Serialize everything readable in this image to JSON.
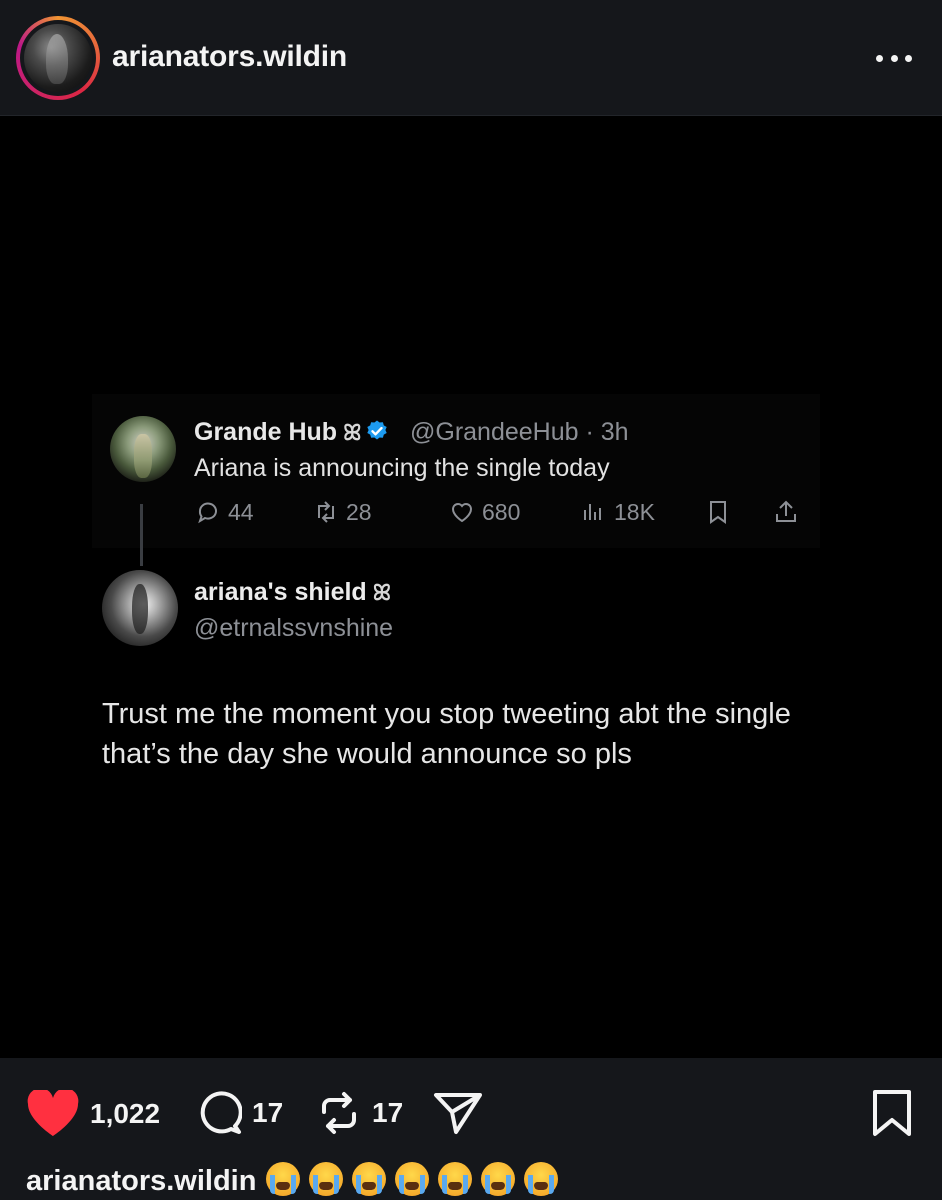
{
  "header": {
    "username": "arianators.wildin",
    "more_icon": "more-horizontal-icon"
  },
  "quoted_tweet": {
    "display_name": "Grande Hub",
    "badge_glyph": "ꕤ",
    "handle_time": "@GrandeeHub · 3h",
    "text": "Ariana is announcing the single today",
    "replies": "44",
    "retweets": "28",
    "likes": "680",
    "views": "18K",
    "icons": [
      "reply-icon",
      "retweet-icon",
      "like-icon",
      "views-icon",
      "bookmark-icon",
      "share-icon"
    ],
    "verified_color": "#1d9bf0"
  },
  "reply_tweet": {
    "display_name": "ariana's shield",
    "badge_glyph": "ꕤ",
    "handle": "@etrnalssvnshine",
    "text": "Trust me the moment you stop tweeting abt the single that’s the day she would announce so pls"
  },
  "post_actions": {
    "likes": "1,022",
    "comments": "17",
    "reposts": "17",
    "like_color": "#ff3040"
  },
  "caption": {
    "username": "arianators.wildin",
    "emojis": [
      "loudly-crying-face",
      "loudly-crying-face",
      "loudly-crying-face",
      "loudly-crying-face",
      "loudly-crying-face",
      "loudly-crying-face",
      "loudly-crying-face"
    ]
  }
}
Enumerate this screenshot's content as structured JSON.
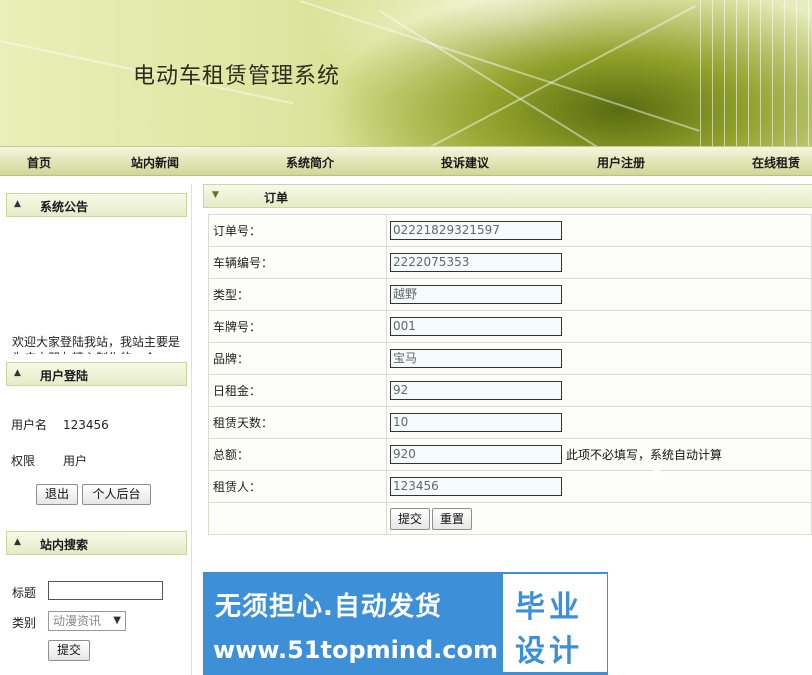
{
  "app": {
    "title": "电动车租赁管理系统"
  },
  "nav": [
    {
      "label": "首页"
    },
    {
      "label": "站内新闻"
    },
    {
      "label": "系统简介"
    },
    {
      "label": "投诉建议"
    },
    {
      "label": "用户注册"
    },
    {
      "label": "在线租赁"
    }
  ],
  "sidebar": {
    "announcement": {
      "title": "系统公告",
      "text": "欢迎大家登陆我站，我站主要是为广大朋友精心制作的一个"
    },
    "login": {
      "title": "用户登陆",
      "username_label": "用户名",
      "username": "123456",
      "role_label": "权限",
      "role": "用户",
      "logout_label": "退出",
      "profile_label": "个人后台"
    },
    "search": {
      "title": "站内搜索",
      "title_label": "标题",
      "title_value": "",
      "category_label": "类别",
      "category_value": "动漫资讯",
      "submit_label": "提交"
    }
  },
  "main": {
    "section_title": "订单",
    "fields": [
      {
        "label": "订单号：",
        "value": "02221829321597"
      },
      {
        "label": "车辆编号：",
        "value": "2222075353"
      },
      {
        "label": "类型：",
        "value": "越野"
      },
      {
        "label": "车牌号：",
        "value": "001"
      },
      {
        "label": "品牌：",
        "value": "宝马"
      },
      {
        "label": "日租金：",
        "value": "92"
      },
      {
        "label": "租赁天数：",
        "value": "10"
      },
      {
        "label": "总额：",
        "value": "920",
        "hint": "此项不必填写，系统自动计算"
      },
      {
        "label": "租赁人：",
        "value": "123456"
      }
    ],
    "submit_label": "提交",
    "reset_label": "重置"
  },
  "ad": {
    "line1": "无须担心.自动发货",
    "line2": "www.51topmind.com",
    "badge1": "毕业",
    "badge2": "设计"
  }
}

==

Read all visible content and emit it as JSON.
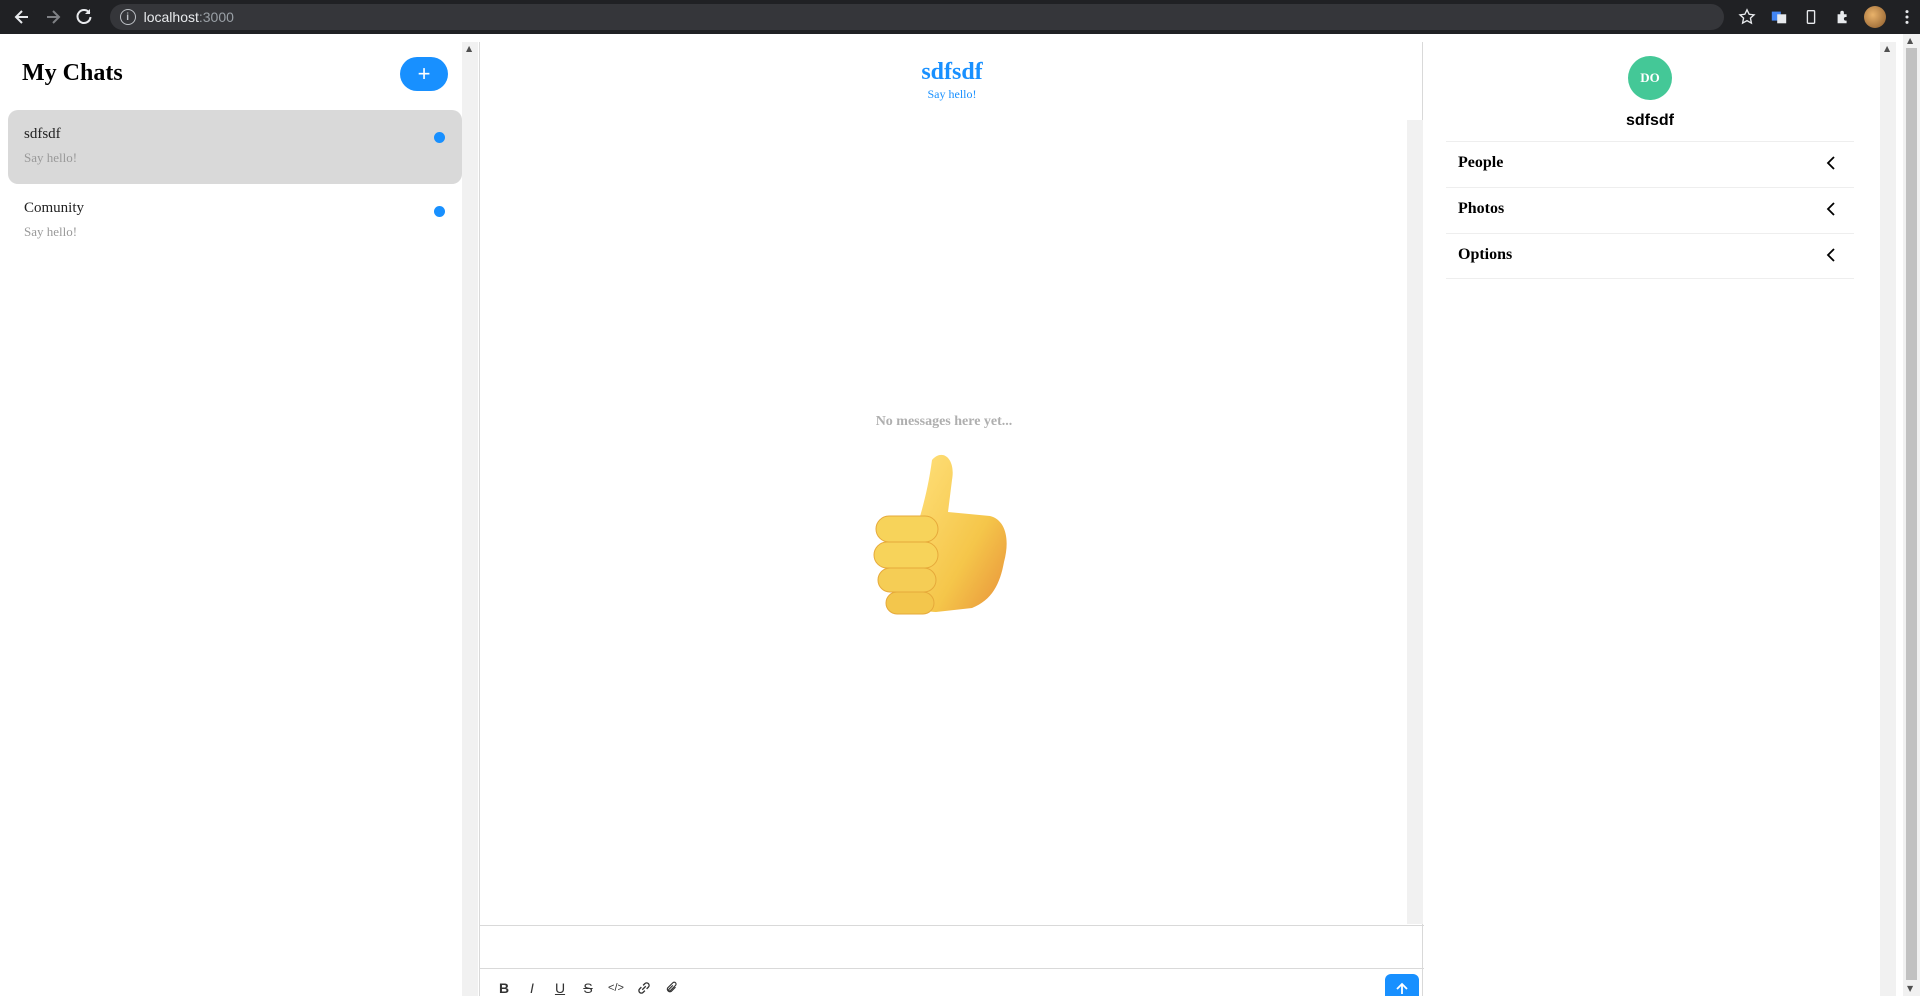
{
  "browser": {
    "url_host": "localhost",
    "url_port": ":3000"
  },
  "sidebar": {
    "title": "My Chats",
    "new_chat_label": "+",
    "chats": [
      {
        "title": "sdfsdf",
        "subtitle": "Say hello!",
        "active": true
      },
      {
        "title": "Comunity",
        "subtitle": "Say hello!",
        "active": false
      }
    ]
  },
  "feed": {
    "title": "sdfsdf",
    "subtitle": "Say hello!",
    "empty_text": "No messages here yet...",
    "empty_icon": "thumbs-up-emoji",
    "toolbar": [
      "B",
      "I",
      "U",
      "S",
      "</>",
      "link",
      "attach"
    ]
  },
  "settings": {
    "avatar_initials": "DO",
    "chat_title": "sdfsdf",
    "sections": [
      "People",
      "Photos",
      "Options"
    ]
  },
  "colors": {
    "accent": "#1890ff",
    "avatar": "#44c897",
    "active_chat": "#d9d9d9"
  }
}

...

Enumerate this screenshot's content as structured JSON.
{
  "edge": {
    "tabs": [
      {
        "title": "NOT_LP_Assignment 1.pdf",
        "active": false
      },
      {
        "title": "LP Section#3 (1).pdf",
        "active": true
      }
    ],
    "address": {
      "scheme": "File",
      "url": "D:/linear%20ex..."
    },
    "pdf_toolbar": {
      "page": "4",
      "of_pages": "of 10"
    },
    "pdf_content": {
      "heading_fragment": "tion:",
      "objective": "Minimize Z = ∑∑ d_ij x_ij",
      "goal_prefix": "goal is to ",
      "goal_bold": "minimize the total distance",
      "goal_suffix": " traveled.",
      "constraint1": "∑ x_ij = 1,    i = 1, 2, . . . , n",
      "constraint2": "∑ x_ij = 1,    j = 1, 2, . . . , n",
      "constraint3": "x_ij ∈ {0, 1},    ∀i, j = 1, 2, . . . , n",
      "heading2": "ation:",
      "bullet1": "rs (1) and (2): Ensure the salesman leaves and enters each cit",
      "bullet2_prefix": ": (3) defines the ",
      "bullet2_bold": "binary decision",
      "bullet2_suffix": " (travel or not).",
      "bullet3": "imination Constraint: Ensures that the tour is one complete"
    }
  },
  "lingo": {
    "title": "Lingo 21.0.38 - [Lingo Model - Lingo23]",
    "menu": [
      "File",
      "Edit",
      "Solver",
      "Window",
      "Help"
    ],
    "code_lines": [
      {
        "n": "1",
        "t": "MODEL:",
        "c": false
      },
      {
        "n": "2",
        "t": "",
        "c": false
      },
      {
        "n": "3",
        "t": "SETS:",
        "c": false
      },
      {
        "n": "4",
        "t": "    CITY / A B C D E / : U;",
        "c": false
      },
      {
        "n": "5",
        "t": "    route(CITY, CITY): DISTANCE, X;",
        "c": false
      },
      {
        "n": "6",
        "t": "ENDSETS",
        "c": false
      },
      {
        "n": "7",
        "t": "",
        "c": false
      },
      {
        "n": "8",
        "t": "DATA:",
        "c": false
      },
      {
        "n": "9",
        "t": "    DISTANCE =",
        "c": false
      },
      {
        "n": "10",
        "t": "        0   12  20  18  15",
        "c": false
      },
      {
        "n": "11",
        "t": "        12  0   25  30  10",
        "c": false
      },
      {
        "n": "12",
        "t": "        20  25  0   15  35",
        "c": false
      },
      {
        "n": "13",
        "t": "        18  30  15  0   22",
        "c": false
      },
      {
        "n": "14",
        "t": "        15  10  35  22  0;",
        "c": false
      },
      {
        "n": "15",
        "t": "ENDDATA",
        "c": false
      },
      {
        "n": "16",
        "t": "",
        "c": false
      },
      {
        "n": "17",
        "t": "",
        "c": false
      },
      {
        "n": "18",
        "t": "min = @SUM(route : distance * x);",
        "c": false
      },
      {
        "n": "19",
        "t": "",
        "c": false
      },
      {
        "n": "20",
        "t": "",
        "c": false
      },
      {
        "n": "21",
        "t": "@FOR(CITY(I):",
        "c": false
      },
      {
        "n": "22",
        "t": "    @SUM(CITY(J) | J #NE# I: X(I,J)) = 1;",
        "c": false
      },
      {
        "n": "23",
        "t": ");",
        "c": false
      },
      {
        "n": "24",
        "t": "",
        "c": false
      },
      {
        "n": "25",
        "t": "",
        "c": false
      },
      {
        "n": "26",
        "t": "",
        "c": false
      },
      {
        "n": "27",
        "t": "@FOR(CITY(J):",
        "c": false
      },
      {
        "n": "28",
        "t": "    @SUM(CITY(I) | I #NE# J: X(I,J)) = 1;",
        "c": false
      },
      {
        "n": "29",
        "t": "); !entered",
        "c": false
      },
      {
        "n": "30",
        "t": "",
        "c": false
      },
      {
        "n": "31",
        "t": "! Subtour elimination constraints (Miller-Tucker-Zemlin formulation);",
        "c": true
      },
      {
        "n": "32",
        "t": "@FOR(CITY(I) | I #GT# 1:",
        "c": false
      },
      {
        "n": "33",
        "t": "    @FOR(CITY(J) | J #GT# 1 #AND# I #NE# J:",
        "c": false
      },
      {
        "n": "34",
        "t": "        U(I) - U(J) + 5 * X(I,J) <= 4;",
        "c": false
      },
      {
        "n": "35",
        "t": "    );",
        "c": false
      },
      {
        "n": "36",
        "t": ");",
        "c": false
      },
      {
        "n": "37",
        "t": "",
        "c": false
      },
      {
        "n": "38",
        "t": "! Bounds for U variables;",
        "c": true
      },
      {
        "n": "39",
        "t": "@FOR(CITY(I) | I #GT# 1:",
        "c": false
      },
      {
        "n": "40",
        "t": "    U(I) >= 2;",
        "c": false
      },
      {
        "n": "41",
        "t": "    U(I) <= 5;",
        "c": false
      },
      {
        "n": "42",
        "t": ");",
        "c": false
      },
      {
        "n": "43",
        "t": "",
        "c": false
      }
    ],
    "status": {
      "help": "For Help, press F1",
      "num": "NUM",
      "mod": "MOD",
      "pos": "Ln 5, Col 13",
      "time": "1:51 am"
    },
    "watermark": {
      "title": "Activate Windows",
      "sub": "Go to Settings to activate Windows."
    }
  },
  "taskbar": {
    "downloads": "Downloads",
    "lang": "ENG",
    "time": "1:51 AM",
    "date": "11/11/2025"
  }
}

-- Requirements --
Only lines with "single" are wanted here; list each of them.

-- Exercise result --
    "text": "Ariana is announcing the single today",
    "text": "Trust me the moment you stop tweeting abt the single that’s the day she would announce so pls"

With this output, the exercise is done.